[Dataset items]
** BEGIN **

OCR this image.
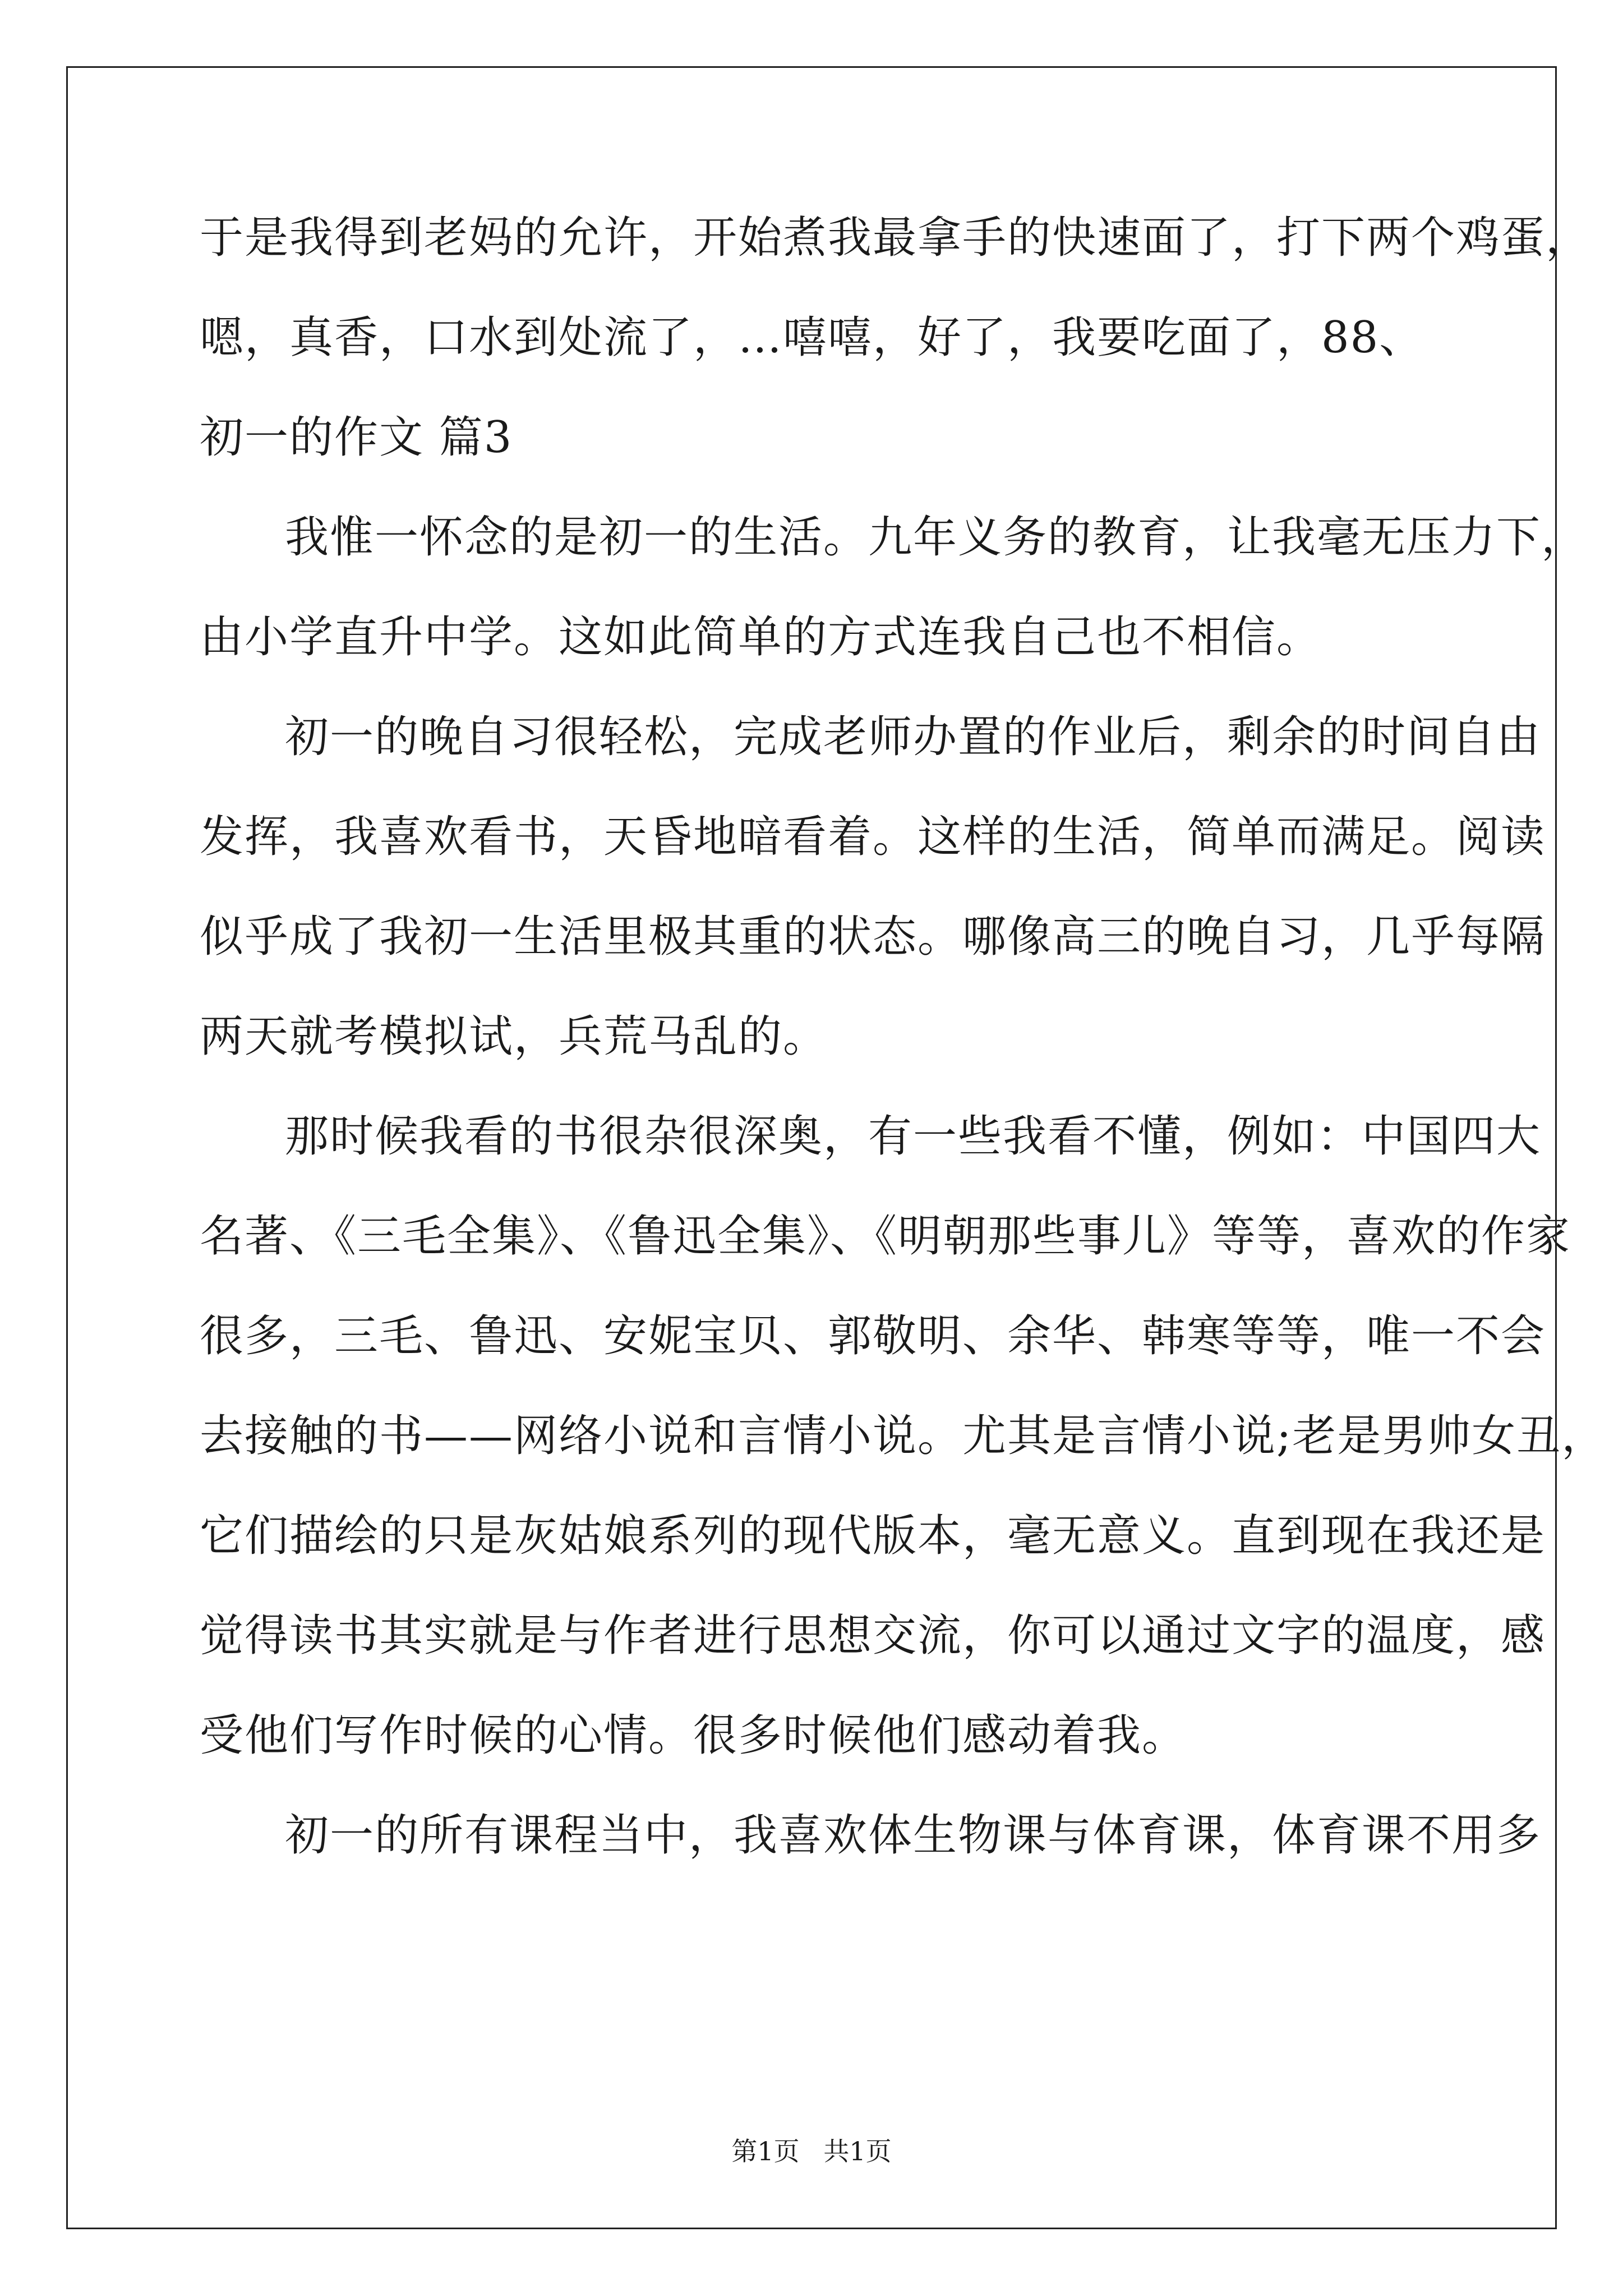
于是我得到老妈的允许，开始煮我最拿手的快速面了，打下两个鸡蛋，

嗯，真香，口水到处流了，…嘻嘻，好了，我要吃面了，88、

初一的作文 篇3

我惟一怀念的是初一的生活。九年义务的教育，让我毫无压力下，

由小学直升中学。这如此简单的方式连我自己也不相信。

初一的晚自习很轻松，完成老师办置的作业后，剩余的时间自由

发挥，我喜欢看书，天昏地暗看着。这样的生活，简单而满足。阅读

似乎成了我初一生活里极其重的状态。哪像高三的晚自习，几乎每隔

两天就考模拟试，兵荒马乱的。

那时候我看的书很杂很深奥，有一些我看不懂，例如：中国四大

名著、《三毛全集》、《鲁迅全集》、《明朝那些事儿》等等，喜欢的作家

很多，三毛、鲁迅、安妮宝贝、郭敬明、余华、韩寒等等，唯一不会

去接触的书——网络小说和言情小说。尤其是言情小说;老是男帅女丑，

它们描绘的只是灰姑娘系列的现代版本，毫无意义。直到现在我还是

觉得读书其实就是与作者进行思想交流，你可以通过文字的温度，感

受他们写作时候的心情。很多时候他们感动着我。

初一的所有课程当中，我喜欢体生物课与体育课，体育课不用多

第1页 共1页
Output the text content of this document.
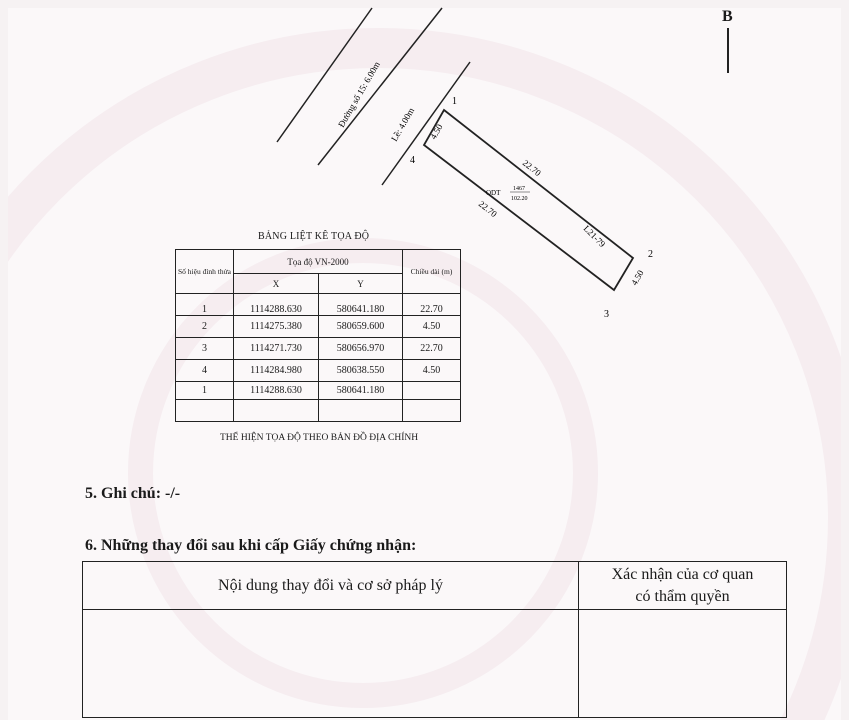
B
Đường số 15: 6.00m Lề: 4.00m
1
2
3
4	22.70
22.70
4.50
4.50
ODT 1467
102.20
L21-79
BẢNG LIỆT KÊ TỌA ĐỘ
Số hiệu đỉnh thửa	Tọa độ VN-2000		Chiều dài (m)
	X	Y	
1	1114288.630	580641.180	22.70
2	1114275.380	580659.600	4.50
3	1114271.730	580656.970	22.70
4	1114284.980	580638.550	4.50
1	1114288.630	580641.180	

THỂ HIỆN TỌA ĐỘ THEO BẢN ĐỒ ĐỊA CHÍNH
5. Ghi chú: -/-
6. Những thay đổi sau khi cấp Giấy chứng nhận:
Nội dung thay đổi và cơ sở pháp lý	Xác nhận của cơ quan
có thẩm quyền
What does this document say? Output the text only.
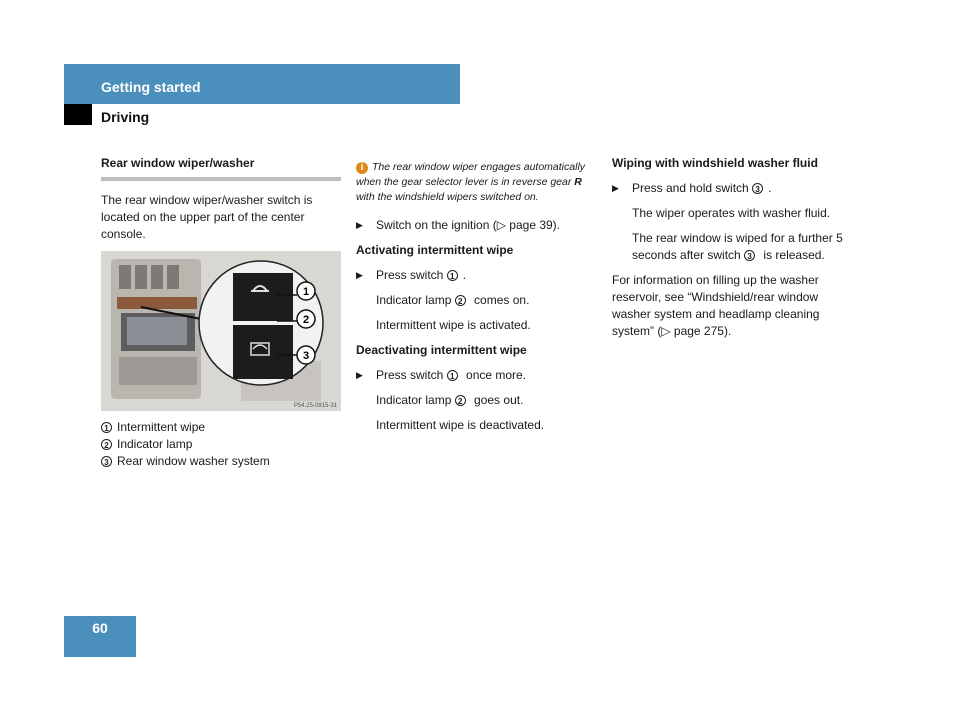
Getting started
Driving
Rear window wiper/washer

The rear window wiper/washer switch is located on the upper part of the center console.

1
2
3
P54.25-0815-31
1 Intermittent wipe
2 Indicator lamp
3 Rear window washer system
i The rear window wiper engages automatically when the gear selector lever is in reverse gear R with the windshield wipers switched on.
▶	Switch on the ignition (▷ page 39).
Activating intermittent wipe
▶	Press switch 1 .
Indicator lamp 2 comes on.
Intermittent wipe is activated.
Deactivating intermittent wipe
▶	Press switch 1 once more.
Indicator lamp 2 goes out.
Intermittent wipe is deactivated.
Wiping with windshield washer fluid
▶	Press and hold switch 3 .
The wiper operates with washer fluid.
The rear window is wiped for a further 5 seconds after switch 3 is released.

For information on filling up the washer reservoir, see “Windshield/rear window washer system and headlamp cleaning system” (▷ page 275).

60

** END **

→ WHAT YOU SHOULD DO: All of the material above should be reproduced exactly, except the pictures.

→ CORRECT RESULT:
OCR this image.
于是我得到老妈的允许，开始煮我最拿手的快速面了，打下两个鸡蛋，

嗯，真香，口水到处流了，…嘻嘻，好了，我要吃面了，88、

初一的作文 篇3

我惟一怀念的是初一的生活。九年义务的教育，让我毫无压力下，

由小学直升中学。这如此简单的方式连我自己也不相信。

初一的晚自习很轻松，完成老师办置的作业后，剩余的时间自由

发挥，我喜欢看书，天昏地暗看着。这样的生活，简单而满足。阅读

似乎成了我初一生活里极其重的状态。哪像高三的晚自习，几乎每隔

两天就考模拟试，兵荒马乱的。

那时候我看的书很杂很深奥，有一些我看不懂，例如：中国四大

名著、《三毛全集》、《鲁迅全集》、《明朝那些事儿》等等，喜欢的作家

很多，三毛、鲁迅、安妮宝贝、郭敬明、余华、韩寒等等，唯一不会

去接触的书——网络小说和言情小说。尤其是言情小说;老是男帅女丑，

它们描绘的只是灰姑娘系列的现代版本，毫无意义。直到现在我还是

觉得读书其实就是与作者进行思想交流，你可以通过文字的温度，感

受他们写作时候的心情。很多时候他们感动着我。

初一的所有课程当中，我喜欢体生物课与体育课，体育课不用多

第1页 共1页
Output the text content of this document.
B
Đường số 15: 6.00m Lề: 4.00m
1
2
3
4	22.70
22.70
4.50
4.50
ODT 1467
102.20
L21-79
BẢNG LIỆT KÊ TỌA ĐỘ
Số hiệu đỉnh thửa	Tọa độ VN-2000		Chiều dài (m)
	X	Y	
1	1114288.630	580641.180	22.70
2	1114275.380	580659.600	4.50
3	1114271.730	580656.970	22.70
4	1114284.980	580638.550	4.50
1	1114288.630	580641.180	

THỂ HIỆN TỌA ĐỘ THEO BẢN ĐỒ ĐỊA CHÍNH
5. Ghi chú: -/-
6. Những thay đổi sau khi cấp Giấy chứng nhận:
Nội dung thay đổi và cơ sở pháp lý	Xác nhận của cơ quan
có thẩm quyền
What does this document say? Output the text only.
Getting started
Driving
Rear window wiper/washer

The rear window wiper/washer switch is located on the upper part of the center console.

1
2
3
P54.25-0815-31
1 Intermittent wipe
2 Indicator lamp
3 Rear window washer system
i The rear window wiper engages automatically when the gear selector lever is in reverse gear R with the windshield wipers switched on.
▶	Switch on the ignition (▷ page 39).
Activating intermittent wipe
▶	Press switch 1 .
Indicator lamp 2 comes on.
Intermittent wipe is activated.
Deactivating intermittent wipe
▶	Press switch 1 once more.
Indicator lamp 2 goes out.
Intermittent wipe is deactivated.
Wiping with windshield washer fluid
▶	Press and hold switch 3 .
The wiper operates with washer fluid.
The rear window is wiped for a further 5 seconds after switch 3 is released.

For information on filling up the washer reservoir, see “Windshield/rear window washer system and headlamp cleaning system” (▷ page 275).

60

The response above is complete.